● Collected data:

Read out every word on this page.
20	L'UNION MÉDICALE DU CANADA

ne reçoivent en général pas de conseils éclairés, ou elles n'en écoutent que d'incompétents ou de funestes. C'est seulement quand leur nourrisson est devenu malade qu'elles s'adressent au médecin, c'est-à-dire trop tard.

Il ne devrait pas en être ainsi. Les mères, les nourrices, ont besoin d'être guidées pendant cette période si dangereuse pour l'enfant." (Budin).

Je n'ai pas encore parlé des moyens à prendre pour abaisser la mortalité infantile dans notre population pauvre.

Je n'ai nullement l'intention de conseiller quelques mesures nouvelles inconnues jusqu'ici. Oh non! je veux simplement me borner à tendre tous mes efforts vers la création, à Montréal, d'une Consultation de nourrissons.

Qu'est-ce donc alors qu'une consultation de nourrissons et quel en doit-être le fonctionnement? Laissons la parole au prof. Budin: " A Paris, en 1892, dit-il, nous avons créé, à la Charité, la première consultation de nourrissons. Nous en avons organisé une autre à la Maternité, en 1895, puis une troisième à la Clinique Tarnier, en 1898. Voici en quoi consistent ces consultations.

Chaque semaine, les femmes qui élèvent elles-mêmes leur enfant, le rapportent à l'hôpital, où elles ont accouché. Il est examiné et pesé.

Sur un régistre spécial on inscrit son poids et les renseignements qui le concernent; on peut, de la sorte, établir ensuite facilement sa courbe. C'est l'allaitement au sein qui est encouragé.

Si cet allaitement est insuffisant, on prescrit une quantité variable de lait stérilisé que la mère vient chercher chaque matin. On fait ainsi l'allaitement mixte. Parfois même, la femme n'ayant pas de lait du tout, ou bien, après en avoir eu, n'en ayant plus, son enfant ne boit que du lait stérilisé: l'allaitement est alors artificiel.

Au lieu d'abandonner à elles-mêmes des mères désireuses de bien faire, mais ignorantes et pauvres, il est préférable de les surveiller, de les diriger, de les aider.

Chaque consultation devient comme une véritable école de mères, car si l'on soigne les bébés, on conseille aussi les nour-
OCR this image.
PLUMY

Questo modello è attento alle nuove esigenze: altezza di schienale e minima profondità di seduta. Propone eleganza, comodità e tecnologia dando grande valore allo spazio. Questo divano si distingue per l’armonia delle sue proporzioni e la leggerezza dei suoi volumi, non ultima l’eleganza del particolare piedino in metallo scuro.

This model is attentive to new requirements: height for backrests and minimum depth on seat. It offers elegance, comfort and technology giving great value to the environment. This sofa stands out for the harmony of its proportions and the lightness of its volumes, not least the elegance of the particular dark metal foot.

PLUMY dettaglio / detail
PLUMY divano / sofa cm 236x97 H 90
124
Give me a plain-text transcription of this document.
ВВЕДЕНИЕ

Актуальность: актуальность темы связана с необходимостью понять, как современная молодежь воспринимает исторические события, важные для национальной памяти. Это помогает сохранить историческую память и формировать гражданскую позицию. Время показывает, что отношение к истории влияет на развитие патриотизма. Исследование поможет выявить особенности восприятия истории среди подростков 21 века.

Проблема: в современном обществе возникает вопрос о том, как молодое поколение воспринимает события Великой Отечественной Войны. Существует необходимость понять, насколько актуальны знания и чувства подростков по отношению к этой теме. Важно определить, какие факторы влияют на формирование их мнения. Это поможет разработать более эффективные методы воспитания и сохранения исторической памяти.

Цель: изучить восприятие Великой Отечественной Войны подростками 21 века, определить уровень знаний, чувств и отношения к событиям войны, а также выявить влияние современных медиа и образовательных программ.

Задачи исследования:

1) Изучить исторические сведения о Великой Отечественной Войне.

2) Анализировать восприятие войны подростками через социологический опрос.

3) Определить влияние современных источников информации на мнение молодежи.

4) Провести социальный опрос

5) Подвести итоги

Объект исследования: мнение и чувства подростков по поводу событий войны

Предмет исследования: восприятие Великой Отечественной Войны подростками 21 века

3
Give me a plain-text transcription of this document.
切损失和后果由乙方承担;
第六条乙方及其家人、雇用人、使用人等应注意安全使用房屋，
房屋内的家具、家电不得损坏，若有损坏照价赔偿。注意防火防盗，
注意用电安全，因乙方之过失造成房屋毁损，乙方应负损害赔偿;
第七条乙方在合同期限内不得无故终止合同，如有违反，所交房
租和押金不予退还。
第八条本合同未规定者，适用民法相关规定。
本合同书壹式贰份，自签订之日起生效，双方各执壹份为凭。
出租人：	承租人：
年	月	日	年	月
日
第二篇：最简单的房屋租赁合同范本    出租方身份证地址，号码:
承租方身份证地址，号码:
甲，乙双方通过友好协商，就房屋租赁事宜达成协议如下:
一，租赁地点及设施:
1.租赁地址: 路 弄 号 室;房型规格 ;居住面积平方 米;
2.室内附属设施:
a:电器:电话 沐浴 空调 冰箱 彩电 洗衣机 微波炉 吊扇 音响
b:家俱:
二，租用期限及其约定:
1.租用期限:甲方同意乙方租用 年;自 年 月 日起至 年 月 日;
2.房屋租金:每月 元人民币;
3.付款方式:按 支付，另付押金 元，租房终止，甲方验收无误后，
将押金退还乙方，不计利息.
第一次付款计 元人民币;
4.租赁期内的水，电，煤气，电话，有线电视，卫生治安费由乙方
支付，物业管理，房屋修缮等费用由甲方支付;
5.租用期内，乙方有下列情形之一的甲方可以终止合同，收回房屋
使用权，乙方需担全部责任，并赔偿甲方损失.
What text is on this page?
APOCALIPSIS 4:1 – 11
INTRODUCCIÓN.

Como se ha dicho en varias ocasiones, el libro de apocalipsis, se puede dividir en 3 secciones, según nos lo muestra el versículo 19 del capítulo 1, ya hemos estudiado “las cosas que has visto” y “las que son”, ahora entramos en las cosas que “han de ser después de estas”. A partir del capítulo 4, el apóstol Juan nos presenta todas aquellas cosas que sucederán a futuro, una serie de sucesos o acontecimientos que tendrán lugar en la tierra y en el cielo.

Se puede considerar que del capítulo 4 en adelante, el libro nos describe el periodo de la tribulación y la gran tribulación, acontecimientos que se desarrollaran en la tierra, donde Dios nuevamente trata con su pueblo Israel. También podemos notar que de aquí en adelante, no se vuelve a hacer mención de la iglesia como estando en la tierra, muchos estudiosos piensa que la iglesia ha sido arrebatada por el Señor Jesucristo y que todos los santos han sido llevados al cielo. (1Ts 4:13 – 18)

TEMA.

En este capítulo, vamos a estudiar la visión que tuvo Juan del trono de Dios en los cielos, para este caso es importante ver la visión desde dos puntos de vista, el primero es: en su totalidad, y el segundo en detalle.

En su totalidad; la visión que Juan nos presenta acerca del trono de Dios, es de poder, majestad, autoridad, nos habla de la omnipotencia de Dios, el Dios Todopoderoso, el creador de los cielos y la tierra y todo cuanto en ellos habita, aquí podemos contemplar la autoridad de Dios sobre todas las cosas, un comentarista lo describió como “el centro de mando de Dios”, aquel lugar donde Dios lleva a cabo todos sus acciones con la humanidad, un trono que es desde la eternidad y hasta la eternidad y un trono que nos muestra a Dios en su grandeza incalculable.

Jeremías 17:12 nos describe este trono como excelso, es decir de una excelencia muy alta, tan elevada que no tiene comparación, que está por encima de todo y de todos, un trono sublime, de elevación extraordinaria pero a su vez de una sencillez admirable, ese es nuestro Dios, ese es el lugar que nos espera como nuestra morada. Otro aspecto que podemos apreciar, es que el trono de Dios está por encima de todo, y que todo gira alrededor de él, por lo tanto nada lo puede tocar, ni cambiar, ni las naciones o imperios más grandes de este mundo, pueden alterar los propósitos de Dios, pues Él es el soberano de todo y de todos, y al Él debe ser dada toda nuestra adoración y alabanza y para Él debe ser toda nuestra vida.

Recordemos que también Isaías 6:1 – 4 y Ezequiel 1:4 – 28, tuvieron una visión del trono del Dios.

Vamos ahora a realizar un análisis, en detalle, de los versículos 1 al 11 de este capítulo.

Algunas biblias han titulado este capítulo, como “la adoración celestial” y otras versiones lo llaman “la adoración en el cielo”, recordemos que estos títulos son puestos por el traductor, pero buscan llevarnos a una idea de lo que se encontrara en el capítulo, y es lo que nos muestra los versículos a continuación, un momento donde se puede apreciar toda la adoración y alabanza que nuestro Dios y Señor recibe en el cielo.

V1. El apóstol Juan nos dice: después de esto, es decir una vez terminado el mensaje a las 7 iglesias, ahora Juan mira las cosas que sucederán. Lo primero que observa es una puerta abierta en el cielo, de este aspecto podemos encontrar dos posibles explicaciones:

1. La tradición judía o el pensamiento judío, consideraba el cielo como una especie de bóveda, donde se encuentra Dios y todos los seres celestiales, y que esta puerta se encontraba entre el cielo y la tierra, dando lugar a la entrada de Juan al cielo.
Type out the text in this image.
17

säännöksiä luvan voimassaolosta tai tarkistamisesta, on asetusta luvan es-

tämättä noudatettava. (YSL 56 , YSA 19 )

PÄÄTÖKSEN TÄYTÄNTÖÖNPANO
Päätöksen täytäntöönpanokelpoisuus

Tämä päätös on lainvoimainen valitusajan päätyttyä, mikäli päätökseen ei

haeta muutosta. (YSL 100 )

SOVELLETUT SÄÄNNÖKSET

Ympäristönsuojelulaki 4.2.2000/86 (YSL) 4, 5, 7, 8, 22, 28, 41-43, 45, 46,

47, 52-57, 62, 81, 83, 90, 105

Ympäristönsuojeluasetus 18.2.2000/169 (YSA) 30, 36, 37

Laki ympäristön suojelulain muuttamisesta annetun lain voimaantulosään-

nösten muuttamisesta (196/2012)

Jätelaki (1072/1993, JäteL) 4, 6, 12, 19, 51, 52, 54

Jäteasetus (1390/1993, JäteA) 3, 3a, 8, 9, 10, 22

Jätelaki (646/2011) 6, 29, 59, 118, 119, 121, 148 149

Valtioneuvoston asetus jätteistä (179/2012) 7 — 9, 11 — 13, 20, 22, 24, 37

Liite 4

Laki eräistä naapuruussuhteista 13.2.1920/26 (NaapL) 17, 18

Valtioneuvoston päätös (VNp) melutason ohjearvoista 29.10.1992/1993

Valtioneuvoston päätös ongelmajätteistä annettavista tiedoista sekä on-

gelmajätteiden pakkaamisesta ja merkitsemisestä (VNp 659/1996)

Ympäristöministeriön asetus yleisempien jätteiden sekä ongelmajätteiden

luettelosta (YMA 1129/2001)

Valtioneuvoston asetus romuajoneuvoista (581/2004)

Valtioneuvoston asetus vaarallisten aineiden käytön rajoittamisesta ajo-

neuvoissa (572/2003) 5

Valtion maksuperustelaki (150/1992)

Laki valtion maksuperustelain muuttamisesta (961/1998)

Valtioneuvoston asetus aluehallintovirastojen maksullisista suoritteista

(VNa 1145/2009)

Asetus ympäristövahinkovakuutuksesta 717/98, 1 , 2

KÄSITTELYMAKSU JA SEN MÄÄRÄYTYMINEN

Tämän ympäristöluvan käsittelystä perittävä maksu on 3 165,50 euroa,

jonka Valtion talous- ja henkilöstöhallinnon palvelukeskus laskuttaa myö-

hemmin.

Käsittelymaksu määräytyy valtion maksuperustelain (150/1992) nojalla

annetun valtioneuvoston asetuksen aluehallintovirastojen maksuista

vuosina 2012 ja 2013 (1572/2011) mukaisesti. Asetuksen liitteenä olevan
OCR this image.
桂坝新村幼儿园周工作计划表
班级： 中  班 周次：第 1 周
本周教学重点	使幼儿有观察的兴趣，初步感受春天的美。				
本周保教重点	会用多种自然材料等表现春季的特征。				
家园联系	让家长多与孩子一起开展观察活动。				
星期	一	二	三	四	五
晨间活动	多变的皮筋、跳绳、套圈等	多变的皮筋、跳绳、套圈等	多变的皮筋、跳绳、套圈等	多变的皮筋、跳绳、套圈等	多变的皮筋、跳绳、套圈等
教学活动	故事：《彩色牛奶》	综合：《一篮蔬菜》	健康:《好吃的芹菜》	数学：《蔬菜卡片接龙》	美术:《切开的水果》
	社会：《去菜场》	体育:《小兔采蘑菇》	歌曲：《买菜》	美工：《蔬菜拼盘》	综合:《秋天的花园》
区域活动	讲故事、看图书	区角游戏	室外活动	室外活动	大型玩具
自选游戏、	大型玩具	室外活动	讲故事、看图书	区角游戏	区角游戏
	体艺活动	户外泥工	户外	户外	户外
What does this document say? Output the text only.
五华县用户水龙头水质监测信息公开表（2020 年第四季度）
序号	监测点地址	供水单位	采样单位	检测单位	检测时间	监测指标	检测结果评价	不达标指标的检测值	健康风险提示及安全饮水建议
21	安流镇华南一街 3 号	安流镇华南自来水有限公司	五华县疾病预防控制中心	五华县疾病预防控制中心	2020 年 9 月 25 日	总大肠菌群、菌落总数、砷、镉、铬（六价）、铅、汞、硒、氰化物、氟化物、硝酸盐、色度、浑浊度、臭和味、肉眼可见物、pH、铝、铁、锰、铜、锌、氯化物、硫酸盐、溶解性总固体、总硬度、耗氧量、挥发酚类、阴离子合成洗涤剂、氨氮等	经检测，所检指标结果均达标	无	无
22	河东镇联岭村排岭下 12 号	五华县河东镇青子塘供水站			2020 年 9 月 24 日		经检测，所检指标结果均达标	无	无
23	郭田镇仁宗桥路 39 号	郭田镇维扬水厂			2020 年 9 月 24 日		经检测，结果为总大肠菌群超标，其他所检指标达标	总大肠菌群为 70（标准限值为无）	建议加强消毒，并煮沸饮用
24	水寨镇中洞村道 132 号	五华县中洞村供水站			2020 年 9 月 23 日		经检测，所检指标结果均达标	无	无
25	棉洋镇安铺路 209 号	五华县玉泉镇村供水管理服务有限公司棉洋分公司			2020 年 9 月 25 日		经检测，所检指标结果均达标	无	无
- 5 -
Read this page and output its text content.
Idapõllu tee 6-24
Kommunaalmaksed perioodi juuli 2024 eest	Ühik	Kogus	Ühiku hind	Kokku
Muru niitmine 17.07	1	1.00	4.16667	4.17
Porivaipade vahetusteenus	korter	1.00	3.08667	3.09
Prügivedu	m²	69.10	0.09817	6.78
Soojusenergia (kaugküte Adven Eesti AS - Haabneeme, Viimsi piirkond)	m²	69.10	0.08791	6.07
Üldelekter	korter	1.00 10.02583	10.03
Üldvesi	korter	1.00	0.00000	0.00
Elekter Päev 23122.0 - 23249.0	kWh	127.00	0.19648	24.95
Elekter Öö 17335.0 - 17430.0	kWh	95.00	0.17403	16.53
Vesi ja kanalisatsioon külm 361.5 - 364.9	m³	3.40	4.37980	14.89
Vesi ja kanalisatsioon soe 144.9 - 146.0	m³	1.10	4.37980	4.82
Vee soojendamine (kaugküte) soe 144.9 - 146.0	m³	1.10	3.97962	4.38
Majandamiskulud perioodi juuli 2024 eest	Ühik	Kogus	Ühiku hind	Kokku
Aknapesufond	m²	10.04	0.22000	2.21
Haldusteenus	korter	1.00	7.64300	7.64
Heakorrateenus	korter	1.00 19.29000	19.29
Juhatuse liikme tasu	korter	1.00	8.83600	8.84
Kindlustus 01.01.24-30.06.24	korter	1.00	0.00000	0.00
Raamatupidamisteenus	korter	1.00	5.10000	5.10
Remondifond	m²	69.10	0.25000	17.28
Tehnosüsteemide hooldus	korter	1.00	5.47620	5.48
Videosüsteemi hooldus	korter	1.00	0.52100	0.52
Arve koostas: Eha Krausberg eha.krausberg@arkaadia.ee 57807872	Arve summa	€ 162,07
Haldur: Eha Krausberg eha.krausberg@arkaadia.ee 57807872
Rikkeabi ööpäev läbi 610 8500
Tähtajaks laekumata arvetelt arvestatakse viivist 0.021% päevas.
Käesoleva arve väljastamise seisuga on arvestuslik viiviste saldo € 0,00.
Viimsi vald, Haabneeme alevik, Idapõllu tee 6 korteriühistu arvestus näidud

● Stated problem:
Wherever the string "krausberg" appears in the entries above, list that line.

● Exercise output:
Arve koostas: Eha Krausberg eha.krausberg@arkaadia.ee 57807872	Arve summa	€ 162,07
Haldur: Eha Krausberg eha.krausberg@arkaadia.ee 57807872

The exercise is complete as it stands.